--- BEGIN Material ---

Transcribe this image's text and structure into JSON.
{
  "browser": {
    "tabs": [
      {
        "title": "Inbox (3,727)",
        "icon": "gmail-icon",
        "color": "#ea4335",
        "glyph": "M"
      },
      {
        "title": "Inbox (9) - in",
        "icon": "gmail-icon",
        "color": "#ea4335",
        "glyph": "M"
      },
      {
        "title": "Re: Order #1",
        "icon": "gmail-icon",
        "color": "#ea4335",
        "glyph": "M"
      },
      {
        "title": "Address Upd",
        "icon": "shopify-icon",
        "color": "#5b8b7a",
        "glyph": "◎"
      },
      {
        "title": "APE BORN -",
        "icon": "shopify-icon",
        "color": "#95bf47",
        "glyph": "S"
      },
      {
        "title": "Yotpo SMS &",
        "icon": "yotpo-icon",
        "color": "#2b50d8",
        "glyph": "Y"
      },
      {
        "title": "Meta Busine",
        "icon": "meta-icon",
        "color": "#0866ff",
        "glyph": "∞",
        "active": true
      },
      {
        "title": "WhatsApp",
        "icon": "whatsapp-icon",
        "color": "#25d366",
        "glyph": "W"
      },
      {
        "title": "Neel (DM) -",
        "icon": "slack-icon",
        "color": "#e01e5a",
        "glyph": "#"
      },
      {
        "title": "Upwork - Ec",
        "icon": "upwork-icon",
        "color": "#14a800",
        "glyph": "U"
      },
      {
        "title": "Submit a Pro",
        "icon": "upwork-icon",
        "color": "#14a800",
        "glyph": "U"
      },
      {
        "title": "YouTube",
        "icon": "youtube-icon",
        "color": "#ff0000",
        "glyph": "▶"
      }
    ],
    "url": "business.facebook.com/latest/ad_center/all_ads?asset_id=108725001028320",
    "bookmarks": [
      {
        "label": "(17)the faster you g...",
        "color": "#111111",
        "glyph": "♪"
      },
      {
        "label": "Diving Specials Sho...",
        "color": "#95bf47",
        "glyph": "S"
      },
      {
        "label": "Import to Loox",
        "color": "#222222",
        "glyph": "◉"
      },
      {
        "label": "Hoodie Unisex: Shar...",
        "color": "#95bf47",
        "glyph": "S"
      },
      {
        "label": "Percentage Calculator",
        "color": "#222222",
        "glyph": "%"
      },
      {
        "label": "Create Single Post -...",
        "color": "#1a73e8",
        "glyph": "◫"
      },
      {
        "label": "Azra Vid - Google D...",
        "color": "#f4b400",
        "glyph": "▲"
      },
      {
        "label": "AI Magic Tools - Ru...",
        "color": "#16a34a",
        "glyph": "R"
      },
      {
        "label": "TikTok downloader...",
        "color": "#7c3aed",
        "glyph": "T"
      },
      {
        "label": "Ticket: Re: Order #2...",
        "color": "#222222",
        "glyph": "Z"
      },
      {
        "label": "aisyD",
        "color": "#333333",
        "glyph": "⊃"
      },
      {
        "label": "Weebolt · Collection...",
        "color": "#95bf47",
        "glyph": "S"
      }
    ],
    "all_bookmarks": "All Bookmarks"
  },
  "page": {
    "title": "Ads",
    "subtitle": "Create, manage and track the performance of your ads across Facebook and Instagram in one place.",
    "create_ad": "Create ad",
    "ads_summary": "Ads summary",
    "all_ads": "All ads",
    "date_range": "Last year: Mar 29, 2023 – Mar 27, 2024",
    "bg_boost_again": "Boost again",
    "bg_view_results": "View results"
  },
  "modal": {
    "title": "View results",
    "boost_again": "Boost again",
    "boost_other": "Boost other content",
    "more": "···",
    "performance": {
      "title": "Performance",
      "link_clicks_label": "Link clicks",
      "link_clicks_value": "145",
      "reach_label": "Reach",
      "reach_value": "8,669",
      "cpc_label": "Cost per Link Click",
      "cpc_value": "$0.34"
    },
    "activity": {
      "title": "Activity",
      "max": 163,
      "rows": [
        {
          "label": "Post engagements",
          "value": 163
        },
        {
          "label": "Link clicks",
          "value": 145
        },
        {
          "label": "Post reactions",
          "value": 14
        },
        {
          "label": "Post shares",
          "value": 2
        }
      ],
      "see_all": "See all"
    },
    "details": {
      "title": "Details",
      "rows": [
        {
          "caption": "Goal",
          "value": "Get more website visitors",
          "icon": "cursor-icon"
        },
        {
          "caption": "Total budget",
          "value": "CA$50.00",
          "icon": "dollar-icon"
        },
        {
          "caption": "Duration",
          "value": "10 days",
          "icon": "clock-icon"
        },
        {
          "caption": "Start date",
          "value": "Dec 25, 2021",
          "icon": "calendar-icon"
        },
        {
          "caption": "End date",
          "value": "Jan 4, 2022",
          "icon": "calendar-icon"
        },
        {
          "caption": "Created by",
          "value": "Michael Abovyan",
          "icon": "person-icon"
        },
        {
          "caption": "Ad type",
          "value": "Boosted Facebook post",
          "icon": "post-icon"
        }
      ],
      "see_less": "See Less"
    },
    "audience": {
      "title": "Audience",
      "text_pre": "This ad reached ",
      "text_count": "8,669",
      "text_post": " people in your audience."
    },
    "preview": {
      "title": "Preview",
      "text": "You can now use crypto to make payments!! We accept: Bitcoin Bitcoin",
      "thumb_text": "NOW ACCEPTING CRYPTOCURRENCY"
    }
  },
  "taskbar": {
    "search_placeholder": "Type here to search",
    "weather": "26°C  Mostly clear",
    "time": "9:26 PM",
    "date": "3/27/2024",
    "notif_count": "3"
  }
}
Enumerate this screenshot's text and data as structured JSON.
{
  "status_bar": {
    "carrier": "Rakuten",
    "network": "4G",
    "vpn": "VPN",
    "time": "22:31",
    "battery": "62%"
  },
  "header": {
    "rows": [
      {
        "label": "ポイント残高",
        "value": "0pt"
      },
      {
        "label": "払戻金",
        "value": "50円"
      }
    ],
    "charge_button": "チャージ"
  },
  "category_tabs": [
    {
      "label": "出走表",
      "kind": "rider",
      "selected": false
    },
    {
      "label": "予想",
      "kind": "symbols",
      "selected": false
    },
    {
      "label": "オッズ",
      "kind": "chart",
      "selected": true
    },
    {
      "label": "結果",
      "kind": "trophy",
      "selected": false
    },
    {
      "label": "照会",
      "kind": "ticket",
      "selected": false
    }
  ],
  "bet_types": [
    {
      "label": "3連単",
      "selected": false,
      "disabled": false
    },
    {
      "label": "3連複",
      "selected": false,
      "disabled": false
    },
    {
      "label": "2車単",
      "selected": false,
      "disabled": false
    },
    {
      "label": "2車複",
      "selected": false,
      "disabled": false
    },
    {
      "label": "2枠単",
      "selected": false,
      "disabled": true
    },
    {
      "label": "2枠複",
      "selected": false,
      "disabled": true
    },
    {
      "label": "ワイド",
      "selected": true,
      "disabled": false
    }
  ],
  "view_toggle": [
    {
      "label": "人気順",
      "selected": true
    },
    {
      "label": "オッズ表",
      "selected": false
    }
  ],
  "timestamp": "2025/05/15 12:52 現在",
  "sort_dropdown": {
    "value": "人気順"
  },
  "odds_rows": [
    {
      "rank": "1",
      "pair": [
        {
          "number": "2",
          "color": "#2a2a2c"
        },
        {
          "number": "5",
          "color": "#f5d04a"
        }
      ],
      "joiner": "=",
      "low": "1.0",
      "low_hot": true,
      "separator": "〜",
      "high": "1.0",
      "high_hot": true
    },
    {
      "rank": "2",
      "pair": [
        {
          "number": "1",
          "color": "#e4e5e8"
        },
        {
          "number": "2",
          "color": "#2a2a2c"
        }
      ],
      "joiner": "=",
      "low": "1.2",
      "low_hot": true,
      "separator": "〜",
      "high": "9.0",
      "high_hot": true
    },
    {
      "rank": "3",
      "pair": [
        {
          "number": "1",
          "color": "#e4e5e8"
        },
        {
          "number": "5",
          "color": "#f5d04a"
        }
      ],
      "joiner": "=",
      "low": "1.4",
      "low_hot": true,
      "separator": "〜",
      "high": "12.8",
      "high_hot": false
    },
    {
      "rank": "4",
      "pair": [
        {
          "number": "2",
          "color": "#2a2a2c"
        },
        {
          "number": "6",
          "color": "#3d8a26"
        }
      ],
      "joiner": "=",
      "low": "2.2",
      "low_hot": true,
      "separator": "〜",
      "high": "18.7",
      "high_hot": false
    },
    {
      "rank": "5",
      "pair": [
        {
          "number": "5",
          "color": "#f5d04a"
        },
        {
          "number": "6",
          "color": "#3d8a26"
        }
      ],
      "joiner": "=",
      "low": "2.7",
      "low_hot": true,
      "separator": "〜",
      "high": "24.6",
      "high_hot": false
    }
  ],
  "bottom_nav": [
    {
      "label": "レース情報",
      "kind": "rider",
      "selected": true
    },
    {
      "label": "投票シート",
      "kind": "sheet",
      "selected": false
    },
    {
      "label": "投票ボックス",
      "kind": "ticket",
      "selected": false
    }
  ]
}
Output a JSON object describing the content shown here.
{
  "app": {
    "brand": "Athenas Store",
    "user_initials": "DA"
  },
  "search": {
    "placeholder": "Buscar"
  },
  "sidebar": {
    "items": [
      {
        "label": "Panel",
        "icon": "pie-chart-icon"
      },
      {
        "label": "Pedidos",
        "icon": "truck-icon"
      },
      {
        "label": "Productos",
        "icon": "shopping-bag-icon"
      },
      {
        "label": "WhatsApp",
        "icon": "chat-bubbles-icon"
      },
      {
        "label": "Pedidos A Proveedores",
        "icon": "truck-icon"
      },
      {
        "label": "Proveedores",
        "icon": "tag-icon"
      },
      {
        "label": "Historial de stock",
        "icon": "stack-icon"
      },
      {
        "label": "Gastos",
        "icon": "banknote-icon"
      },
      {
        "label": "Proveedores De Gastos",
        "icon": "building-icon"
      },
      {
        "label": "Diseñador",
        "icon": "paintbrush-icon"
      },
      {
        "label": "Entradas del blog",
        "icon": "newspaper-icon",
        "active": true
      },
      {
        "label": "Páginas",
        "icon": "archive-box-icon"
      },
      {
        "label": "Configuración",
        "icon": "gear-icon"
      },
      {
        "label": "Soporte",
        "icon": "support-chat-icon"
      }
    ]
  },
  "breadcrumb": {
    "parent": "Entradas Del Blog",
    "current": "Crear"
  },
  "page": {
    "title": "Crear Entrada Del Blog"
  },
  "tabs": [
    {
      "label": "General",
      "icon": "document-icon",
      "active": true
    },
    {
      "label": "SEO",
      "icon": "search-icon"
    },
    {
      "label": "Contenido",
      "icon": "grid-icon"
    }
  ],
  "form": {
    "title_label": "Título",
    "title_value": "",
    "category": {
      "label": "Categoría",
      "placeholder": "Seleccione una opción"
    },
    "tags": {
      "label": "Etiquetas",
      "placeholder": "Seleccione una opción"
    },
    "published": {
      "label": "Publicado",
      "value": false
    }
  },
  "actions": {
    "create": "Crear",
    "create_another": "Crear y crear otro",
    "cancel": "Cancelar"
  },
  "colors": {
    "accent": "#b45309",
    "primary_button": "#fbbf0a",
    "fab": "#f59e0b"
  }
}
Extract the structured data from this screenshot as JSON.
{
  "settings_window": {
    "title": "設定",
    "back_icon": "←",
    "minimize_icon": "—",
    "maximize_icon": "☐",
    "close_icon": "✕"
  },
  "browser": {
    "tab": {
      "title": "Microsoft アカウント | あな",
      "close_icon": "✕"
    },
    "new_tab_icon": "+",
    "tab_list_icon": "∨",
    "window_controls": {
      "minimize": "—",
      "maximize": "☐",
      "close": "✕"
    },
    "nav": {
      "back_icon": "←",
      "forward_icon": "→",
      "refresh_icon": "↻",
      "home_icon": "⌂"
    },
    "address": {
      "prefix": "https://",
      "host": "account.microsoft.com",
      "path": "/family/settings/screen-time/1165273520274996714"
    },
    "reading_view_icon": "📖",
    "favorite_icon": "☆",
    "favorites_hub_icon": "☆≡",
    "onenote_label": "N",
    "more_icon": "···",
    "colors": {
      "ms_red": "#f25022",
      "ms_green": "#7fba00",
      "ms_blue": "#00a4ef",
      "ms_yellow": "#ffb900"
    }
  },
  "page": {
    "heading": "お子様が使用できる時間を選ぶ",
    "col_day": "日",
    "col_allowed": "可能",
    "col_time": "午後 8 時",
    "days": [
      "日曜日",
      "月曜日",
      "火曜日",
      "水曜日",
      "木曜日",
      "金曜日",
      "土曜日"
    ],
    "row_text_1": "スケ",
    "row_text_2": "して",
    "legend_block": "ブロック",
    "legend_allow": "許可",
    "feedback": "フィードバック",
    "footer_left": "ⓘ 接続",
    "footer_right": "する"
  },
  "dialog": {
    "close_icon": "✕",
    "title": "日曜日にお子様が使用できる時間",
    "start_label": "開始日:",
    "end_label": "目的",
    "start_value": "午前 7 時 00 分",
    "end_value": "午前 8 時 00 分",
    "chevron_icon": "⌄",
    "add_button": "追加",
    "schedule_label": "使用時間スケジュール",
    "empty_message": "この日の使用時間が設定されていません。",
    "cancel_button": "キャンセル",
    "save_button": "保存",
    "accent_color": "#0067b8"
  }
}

--- END Material ---

→ **Your task**
Write out again, unchanged, every line from the line containing "Extract the structured" to the final line of the material above.

→ **Correct output**
Extract the structured data from this screenshot as JSON.
{
  "settings_window": {
    "title": "設定",
    "back_icon": "←",
    "minimize_icon": "—",
    "maximize_icon": "☐",
    "close_icon": "✕"
  },
  "browser": {
    "tab": {
      "title": "Microsoft アカウント | あな",
      "close_icon": "✕"
    },
    "new_tab_icon": "+",
    "tab_list_icon": "∨",
    "window_controls": {
      "minimize": "—",
      "maximize": "☐",
      "close": "✕"
    },
    "nav": {
      "back_icon": "←",
      "forward_icon": "→",
      "refresh_icon": "↻",
      "home_icon": "⌂"
    },
    "address": {
      "prefix": "https://",
      "host": "account.microsoft.com",
      "path": "/family/settings/screen-time/1165273520274996714"
    },
    "reading_view_icon": "📖",
    "favorite_icon": "☆",
    "favorites_hub_icon": "☆≡",
    "onenote_label": "N",
    "more_icon": "···",
    "colors": {
      "ms_red": "#f25022",
      "ms_green": "#7fba00",
      "ms_blue": "#00a4ef",
      "ms_yellow": "#ffb900"
    }
  },
  "page": {
    "heading": "お子様が使用できる時間を選ぶ",
    "col_day": "日",
    "col_allowed": "可能",
    "col_time": "午後 8 時",
    "days": [
      "日曜日",
      "月曜日",
      "火曜日",
      "水曜日",
      "木曜日",
      "金曜日",
      "土曜日"
    ],
    "row_text_1": "スケ",
    "row_text_2": "して",
    "legend_block": "ブロック",
    "legend_allow": "許可",
    "feedback": "フィードバック",
    "footer_left": "ⓘ 接続",
    "footer_right": "する"
  },
  "dialog": {
    "close_icon": "✕",
    "title": "日曜日にお子様が使用できる時間",
    "start_label": "開始日:",
    "end_label": "目的",
    "start_value": "午前 7 時 00 分",
    "end_value": "午前 8 時 00 分",
    "chevron_icon": "⌄",
    "add_button": "追加",
    "schedule_label": "使用時間スケジュール",
    "empty_message": "この日の使用時間が設定されていません。",
    "cancel_button": "キャンセル",
    "save_button": "保存",
    "accent_color": "#0067b8"
  }
}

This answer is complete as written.